• Aim:
Each entry below is to be extracted exactly.

[Structured figure records]
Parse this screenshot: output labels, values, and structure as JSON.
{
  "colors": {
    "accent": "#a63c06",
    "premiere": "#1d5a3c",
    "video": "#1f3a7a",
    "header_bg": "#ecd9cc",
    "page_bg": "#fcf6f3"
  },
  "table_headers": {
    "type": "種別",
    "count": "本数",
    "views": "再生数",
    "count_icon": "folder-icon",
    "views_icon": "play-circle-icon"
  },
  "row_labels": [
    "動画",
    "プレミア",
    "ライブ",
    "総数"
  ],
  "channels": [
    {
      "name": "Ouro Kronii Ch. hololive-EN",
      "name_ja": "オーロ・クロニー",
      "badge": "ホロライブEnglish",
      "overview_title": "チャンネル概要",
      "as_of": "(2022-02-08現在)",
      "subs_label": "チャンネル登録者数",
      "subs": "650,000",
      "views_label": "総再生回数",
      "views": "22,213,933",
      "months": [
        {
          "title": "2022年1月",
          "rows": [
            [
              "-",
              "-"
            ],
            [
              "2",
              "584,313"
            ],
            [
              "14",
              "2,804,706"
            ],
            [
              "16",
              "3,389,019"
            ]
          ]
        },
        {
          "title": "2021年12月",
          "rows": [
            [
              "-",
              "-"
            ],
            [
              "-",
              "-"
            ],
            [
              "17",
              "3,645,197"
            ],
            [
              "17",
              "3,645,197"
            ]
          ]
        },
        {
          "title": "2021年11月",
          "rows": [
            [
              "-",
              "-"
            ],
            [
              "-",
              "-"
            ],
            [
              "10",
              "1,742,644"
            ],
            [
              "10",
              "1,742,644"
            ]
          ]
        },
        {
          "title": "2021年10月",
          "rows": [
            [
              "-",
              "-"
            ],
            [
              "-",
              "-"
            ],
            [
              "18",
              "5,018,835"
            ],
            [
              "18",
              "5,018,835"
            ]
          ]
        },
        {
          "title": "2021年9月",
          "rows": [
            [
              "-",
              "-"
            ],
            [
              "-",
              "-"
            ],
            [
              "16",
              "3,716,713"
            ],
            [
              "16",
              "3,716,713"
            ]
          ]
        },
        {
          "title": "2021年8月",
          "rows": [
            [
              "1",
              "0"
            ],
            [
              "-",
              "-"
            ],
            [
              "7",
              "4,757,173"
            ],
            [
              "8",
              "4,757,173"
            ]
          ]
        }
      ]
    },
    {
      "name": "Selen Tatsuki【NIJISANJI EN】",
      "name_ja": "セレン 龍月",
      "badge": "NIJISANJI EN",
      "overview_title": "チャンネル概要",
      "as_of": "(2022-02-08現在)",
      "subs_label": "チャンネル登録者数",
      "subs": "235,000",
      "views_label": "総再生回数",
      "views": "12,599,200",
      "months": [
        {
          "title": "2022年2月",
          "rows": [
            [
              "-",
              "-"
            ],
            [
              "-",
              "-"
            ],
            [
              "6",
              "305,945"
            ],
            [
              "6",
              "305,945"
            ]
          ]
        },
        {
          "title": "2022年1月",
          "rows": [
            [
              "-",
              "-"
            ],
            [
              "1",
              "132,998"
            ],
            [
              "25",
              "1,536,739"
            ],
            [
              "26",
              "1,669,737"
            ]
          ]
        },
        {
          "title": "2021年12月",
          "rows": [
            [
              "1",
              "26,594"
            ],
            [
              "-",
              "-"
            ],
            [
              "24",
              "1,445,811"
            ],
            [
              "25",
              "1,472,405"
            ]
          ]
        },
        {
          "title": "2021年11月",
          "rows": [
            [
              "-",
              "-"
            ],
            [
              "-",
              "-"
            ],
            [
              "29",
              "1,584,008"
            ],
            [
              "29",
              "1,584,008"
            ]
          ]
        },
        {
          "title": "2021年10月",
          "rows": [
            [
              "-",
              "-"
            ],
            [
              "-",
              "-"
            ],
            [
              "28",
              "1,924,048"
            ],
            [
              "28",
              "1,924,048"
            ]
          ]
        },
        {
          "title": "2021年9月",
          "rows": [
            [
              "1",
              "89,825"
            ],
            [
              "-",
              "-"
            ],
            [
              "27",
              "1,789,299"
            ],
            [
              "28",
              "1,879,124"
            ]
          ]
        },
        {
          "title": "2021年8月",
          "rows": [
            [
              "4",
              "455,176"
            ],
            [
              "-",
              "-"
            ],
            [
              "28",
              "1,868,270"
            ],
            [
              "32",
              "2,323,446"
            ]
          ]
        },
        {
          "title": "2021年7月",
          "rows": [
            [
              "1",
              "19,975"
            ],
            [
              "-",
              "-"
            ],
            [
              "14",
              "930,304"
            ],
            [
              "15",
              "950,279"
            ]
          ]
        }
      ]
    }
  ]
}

• Finished task:
Parse this screenshot: output labels, values, and structure as JSON.
{
  "colors": {
    "accent": "#a63c06",
    "premiere": "#1d5a3c",
    "video": "#1f3a7a",
    "header_bg": "#ecd9cc",
    "page_bg": "#fcf6f3"
  },
  "table_headers": {
    "type": "種別",
    "count": "本数",
    "views": "再生数",
    "count_icon": "folder-icon",
    "views_icon": "play-circle-icon"
  },
  "row_labels": [
    "動画",
    "プレミア",
    "ライブ",
    "総数"
  ],
  "channels": [
    {
      "name": "Ouro Kronii Ch. hololive-EN",
      "name_ja": "オーロ・クロニー",
      "badge": "ホロライブEnglish",
      "overview_title": "チャンネル概要",
      "as_of": "(2022-02-08現在)",
      "subs_label": "チャンネル登録者数",
      "subs": "650,000",
      "views_label": "総再生回数",
      "views": "22,213,933",
      "months": [
        {
          "title": "2022年1月",
          "rows": [
            [
              "-",
              "-"
            ],
            [
              "2",
              "584,313"
            ],
            [
              "14",
              "2,804,706"
            ],
            [
              "16",
              "3,389,019"
            ]
          ]
        },
        {
          "title": "2021年12月",
          "rows": [
            [
              "-",
              "-"
            ],
            [
              "-",
              "-"
            ],
            [
              "17",
              "3,645,197"
            ],
            [
              "17",
              "3,645,197"
            ]
          ]
        },
        {
          "title": "2021年11月",
          "rows": [
            [
              "-",
              "-"
            ],
            [
              "-",
              "-"
            ],
            [
              "10",
              "1,742,644"
            ],
            [
              "10",
              "1,742,644"
            ]
          ]
        },
        {
          "title": "2021年10月",
          "rows": [
            [
              "-",
              "-"
            ],
            [
              "-",
              "-"
            ],
            [
              "18",
              "5,018,835"
            ],
            [
              "18",
              "5,018,835"
            ]
          ]
        },
        {
          "title": "2021年9月",
          "rows": [
            [
              "-",
              "-"
            ],
            [
              "-",
              "-"
            ],
            [
              "16",
              "3,716,713"
            ],
            [
              "16",
              "3,716,713"
            ]
          ]
        },
        {
          "title": "2021年8月",
          "rows": [
            [
              "1",
              "0"
            ],
            [
              "-",
              "-"
            ],
            [
              "7",
              "4,757,173"
            ],
            [
              "8",
              "4,757,173"
            ]
          ]
        }
      ]
    },
    {
      "name": "Selen Tatsuki【NIJISANJI EN】",
      "name_ja": "セレン 龍月",
      "badge": "NIJISANJI EN",
      "overview_title": "チャンネル概要",
      "as_of": "(2022-02-08現在)",
      "subs_label": "チャンネル登録者数",
      "subs": "235,000",
      "views_label": "総再生回数",
      "views": "12,599,200",
      "months": [
        {
          "title": "2022年2月",
          "rows": [
            [
              "-",
              "-"
            ],
            [
              "-",
              "-"
            ],
            [
              "6",
              "305,945"
            ],
            [
              "6",
              "305,945"
            ]
          ]
        },
        {
          "title": "2022年1月",
          "rows": [
            [
              "-",
              "-"
            ],
            [
              "1",
              "132,998"
            ],
            [
              "25",
              "1,536,739"
            ],
            [
              "26",
              "1,669,737"
            ]
          ]
        },
        {
          "title": "2021年12月",
          "rows": [
            [
              "1",
              "26,594"
            ],
            [
              "-",
              "-"
            ],
            [
              "24",
              "1,445,811"
            ],
            [
              "25",
              "1,472,405"
            ]
          ]
        },
        {
          "title": "2021年11月",
          "rows": [
            [
              "-",
              "-"
            ],
            [
              "-",
              "-"
            ],
            [
              "29",
              "1,584,008"
            ],
            [
              "29",
              "1,584,008"
            ]
          ]
        },
        {
          "title": "2021年10月",
          "rows": [
            [
              "-",
              "-"
            ],
            [
              "-",
              "-"
            ],
            [
              "28",
              "1,924,048"
            ],
            [
              "28",
              "1,924,048"
            ]
          ]
        },
        {
          "title": "2021年9月",
          "rows": [
            [
              "1",
              "89,825"
            ],
            [
              "-",
              "-"
            ],
            [
              "27",
              "1,789,299"
            ],
            [
              "28",
              "1,879,124"
            ]
          ]
        },
        {
          "title": "2021年8月",
          "rows": [
            [
              "4",
              "455,176"
            ],
            [
              "-",
              "-"
            ],
            [
              "28",
              "1,868,270"
            ],
            [
              "32",
              "2,323,446"
            ]
          ]
        },
        {
          "title": "2021年7月",
          "rows": [
            [
              "1",
              "19,975"
            ],
            [
              "-",
              "-"
            ],
            [
              "14",
              "930,304"
            ],
            [
              "15",
              "950,279"
            ]
          ]
        }
      ]
    }
  ]
}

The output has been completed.